AIM OF THE TASK> Would you retype all of these records exactly?

-- BEGIN --

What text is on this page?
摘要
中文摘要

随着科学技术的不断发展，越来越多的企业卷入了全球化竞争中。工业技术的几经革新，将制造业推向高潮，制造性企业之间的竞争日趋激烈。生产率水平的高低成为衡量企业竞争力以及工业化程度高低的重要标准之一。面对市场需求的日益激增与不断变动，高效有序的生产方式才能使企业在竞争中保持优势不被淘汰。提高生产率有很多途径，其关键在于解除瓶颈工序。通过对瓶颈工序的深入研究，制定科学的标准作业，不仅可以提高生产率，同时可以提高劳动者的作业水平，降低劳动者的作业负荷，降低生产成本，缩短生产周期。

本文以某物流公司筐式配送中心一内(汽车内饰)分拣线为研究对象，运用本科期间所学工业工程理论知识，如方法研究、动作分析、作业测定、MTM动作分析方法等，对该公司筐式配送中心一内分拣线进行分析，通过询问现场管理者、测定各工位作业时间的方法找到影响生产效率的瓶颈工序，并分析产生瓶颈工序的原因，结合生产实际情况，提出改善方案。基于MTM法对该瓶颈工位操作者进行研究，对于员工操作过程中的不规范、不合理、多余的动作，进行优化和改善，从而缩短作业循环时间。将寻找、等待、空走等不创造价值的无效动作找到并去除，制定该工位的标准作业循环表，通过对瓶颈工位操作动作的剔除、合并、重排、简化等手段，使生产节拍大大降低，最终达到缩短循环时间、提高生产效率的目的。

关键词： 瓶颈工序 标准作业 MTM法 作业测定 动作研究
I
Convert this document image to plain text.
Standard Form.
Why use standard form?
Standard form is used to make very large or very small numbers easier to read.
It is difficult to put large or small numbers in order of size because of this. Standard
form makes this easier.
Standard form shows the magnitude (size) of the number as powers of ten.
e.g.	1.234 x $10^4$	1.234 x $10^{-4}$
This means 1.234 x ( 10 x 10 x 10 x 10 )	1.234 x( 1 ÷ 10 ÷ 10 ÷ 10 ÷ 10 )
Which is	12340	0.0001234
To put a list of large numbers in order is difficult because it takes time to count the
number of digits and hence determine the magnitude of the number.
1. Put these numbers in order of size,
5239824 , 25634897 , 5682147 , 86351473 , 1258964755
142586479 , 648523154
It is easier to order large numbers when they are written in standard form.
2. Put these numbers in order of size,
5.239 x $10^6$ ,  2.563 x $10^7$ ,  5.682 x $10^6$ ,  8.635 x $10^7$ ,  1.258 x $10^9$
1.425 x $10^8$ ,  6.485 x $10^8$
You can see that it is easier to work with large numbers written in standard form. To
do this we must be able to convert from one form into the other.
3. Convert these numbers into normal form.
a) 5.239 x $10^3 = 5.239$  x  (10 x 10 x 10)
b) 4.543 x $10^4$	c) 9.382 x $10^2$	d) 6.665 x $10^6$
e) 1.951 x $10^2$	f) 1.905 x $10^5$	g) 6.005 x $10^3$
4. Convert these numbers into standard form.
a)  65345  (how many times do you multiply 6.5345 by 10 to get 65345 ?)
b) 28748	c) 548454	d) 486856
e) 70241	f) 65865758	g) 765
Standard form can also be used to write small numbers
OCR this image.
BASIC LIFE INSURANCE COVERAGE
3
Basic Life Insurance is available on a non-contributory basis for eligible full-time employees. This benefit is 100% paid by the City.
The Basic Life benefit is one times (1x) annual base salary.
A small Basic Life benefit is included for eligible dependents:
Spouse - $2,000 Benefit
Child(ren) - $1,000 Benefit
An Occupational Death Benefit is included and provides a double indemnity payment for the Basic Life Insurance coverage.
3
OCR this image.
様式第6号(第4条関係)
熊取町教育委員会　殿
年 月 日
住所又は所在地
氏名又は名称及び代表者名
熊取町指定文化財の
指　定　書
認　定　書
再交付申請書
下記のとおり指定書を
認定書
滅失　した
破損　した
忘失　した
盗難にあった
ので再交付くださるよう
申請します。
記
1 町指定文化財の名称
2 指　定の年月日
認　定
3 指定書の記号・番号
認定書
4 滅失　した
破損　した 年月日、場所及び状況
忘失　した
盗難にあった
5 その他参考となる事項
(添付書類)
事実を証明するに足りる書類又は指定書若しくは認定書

-- END --

EXPECTED OUTPUT>
What text is on this page?
摘要
中文摘要

随着科学技术的不断发展，越来越多的企业卷入了全球化竞争中。工业技术的几经革新，将制造业推向高潮，制造性企业之间的竞争日趋激烈。生产率水平的高低成为衡量企业竞争力以及工业化程度高低的重要标准之一。面对市场需求的日益激增与不断变动，高效有序的生产方式才能使企业在竞争中保持优势不被淘汰。提高生产率有很多途径，其关键在于解除瓶颈工序。通过对瓶颈工序的深入研究，制定科学的标准作业，不仅可以提高生产率，同时可以提高劳动者的作业水平，降低劳动者的作业负荷，降低生产成本，缩短生产周期。

本文以某物流公司筐式配送中心一内(汽车内饰)分拣线为研究对象，运用本科期间所学工业工程理论知识，如方法研究、动作分析、作业测定、MTM动作分析方法等，对该公司筐式配送中心一内分拣线进行分析，通过询问现场管理者、测定各工位作业时间的方法找到影响生产效率的瓶颈工序，并分析产生瓶颈工序的原因，结合生产实际情况，提出改善方案。基于MTM法对该瓶颈工位操作者进行研究，对于员工操作过程中的不规范、不合理、多余的动作，进行优化和改善，从而缩短作业循环时间。将寻找、等待、空走等不创造价值的无效动作找到并去除，制定该工位的标准作业循环表，通过对瓶颈工位操作动作的剔除、合并、重排、简化等手段，使生产节拍大大降低，最终达到缩短循环时间、提高生产效率的目的。

关键词： 瓶颈工序 标准作业 MTM法 作业测定 动作研究
I
Convert this document image to plain text.
Standard Form.
Why use standard form?
Standard form is used to make very large or very small numbers easier to read.
It is difficult to put large or small numbers in order of size because of this. Standard
form makes this easier.
Standard form shows the magnitude (size) of the number as powers of ten.
e.g.	1.234 x $10^4$	1.234 x $10^{-4}$
This means 1.234 x ( 10 x 10 x 10 x 10 )	1.234 x( 1 ÷ 10 ÷ 10 ÷ 10 ÷ 10 )
Which is	12340	0.0001234
To put a list of large numbers in order is difficult because it takes time to count the
number of digits and hence determine the magnitude of the number.
1. Put these numbers in order of size,
5239824 , 25634897 , 5682147 , 86351473 , 1258964755
142586479 , 648523154
It is easier to order large numbers when they are written in standard form.
2. Put these numbers in order of size,
5.239 x $10^6$ ,  2.563 x $10^7$ ,  5.682 x $10^6$ ,  8.635 x $10^7$ ,  1.258 x $10^9$
1.425 x $10^8$ ,  6.485 x $10^8$
You can see that it is easier to work with large numbers written in standard form. To
do this we must be able to convert from one form into the other.
3. Convert these numbers into normal form.
a) 5.239 x $10^3 = 5.239$  x  (10 x 10 x 10)
b) 4.543 x $10^4$	c) 9.382 x $10^2$	d) 6.665 x $10^6$
e) 1.951 x $10^2$	f) 1.905 x $10^5$	g) 6.005 x $10^3$
4. Convert these numbers into standard form.
a)  65345  (how many times do you multiply 6.5345 by 10 to get 65345 ?)
b) 28748	c) 548454	d) 486856
e) 70241	f) 65865758	g) 765
Standard form can also be used to write small numbers
OCR this image.
BASIC LIFE INSURANCE COVERAGE
3
Basic Life Insurance is available on a non-contributory basis for eligible full-time employees. This benefit is 100% paid by the City.
The Basic Life benefit is one times (1x) annual base salary.
A small Basic Life benefit is included for eligible dependents:
Spouse - $2,000 Benefit
Child(ren) - $1,000 Benefit
An Occupational Death Benefit is included and provides a double indemnity payment for the Basic Life Insurance coverage.
3
OCR this image.
様式第6号(第4条関係)
熊取町教育委員会　殿
年 月 日
住所又は所在地
氏名又は名称及び代表者名
熊取町指定文化財の
指　定　書
認　定　書
再交付申請書
下記のとおり指定書を
認定書
滅失　した
破損　した
忘失　した
盗難にあった
ので再交付くださるよう
申請します。
記
1 町指定文化財の名称
2 指　定の年月日
認　定
3 指定書の記号・番号
認定書
4 滅失　した
破損　した 年月日、場所及び状況
忘失　した
盗難にあった
5 その他参考となる事項
(添付書類)
事実を証明するに足りる書類又は指定書若しくは認定書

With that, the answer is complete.